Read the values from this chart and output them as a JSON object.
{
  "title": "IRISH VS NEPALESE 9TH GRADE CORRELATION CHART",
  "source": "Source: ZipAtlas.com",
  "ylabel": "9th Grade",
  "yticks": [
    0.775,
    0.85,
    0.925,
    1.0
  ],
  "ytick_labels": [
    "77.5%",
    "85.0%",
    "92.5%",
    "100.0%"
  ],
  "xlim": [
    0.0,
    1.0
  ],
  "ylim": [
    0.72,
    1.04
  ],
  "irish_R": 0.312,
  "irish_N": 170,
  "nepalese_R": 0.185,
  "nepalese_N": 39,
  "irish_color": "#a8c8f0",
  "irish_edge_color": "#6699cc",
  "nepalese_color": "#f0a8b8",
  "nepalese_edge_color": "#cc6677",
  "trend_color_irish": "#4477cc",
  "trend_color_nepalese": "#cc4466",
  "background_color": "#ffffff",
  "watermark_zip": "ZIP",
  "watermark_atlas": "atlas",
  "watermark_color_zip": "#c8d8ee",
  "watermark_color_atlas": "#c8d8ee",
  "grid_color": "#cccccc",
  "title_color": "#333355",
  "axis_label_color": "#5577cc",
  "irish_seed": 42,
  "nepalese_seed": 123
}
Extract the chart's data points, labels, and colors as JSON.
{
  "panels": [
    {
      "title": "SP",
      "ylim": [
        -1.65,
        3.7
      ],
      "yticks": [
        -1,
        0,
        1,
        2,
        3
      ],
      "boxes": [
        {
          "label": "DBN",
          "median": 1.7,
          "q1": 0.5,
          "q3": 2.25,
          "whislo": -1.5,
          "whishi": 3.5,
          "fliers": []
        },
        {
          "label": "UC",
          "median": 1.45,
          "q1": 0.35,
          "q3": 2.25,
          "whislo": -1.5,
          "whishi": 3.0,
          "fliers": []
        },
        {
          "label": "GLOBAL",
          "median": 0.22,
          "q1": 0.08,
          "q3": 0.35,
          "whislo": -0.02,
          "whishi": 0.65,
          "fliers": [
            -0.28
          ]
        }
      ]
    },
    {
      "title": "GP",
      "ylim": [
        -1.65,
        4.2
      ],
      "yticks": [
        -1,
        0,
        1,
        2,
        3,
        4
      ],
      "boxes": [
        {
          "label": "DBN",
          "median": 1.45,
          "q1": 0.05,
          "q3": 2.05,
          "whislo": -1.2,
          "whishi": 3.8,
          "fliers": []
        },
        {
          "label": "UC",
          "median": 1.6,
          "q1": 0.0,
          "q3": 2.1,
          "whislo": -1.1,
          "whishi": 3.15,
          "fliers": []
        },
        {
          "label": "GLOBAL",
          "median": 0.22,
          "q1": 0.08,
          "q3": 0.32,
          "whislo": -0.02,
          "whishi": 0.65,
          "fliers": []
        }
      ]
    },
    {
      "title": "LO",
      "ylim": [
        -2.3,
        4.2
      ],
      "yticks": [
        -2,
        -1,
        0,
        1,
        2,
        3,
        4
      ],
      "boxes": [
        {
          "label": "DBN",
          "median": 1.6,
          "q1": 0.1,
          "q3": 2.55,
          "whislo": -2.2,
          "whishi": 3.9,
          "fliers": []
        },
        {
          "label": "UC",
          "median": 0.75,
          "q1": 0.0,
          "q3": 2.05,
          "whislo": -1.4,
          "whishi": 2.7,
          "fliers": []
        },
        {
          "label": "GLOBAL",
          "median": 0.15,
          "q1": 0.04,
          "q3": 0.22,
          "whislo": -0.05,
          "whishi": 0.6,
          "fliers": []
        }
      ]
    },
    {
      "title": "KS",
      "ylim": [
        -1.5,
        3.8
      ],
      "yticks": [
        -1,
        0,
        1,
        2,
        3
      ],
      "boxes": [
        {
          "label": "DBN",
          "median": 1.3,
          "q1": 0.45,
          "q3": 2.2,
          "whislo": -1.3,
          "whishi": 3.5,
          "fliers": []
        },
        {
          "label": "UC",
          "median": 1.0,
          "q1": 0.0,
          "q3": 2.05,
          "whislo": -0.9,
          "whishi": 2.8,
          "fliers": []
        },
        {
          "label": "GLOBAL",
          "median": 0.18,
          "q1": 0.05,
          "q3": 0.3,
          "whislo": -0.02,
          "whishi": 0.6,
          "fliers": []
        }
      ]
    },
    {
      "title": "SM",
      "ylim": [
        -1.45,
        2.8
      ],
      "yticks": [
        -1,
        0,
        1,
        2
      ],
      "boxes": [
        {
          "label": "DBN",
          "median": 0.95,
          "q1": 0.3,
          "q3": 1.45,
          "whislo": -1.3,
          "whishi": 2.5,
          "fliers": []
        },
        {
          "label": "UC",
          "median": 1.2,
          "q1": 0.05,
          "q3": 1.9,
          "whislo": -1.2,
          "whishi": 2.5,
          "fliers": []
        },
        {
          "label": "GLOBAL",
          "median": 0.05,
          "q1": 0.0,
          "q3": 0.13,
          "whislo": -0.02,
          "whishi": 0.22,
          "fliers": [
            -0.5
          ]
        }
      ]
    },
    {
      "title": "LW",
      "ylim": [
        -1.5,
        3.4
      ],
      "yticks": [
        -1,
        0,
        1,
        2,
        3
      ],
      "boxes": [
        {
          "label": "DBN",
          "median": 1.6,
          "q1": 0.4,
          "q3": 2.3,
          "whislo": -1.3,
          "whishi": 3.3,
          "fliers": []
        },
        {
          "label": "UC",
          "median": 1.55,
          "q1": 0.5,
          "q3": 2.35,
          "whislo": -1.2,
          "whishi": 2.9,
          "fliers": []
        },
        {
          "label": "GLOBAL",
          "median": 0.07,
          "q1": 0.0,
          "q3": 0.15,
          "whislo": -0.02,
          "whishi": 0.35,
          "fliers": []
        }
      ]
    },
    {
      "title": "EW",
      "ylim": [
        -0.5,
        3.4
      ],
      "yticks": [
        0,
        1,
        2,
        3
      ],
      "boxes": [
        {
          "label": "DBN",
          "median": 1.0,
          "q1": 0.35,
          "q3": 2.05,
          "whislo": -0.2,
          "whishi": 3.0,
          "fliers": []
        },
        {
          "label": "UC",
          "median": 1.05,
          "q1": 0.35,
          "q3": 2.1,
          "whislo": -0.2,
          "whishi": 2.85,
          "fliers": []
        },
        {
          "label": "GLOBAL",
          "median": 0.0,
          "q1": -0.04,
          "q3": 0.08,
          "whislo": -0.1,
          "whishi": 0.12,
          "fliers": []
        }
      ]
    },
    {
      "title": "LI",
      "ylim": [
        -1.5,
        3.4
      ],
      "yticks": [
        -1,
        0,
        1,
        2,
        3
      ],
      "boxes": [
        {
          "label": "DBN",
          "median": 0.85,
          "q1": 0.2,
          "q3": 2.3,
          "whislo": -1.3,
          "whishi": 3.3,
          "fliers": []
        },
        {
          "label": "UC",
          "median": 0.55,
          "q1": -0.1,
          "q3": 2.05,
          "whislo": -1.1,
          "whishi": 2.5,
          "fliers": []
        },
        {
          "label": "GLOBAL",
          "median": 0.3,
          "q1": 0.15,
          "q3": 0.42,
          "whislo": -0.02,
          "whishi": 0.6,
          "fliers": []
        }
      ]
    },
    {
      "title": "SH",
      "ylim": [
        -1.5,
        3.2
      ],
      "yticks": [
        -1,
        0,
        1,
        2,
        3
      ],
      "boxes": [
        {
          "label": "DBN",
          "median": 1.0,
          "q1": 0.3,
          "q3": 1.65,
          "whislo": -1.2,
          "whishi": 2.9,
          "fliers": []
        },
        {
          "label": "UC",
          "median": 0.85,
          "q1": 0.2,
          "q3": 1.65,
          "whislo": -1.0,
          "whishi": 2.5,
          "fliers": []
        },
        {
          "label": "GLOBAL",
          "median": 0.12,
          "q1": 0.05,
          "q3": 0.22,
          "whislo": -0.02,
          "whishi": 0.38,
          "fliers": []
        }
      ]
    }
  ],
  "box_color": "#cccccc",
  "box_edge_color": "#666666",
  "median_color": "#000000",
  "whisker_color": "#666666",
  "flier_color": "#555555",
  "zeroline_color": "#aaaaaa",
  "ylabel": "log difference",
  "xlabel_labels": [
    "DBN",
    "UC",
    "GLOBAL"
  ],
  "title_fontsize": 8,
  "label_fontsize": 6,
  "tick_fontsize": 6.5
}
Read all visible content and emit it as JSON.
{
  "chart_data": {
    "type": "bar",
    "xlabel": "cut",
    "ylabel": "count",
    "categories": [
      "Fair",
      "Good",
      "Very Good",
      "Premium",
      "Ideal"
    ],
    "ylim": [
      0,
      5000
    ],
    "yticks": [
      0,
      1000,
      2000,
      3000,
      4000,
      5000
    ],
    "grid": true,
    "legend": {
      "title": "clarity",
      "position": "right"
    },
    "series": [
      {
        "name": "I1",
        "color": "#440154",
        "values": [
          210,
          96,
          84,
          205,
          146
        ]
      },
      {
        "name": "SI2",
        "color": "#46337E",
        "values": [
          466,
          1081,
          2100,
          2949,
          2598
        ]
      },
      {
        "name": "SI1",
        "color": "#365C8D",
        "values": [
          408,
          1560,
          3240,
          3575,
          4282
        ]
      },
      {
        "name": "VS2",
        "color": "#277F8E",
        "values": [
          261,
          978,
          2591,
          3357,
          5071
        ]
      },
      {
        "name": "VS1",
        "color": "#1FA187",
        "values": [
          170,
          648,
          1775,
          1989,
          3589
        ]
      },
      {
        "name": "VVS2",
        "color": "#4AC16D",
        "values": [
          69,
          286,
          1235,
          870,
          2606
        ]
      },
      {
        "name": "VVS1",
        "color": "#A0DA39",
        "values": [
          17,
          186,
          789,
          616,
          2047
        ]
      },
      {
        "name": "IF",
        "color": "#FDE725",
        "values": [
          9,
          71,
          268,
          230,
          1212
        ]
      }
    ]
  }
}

## EXERCISE DETAILS
State only the number of lines in these entries that contain "ylabel".

## SOLUTION FOR THIS TASK
3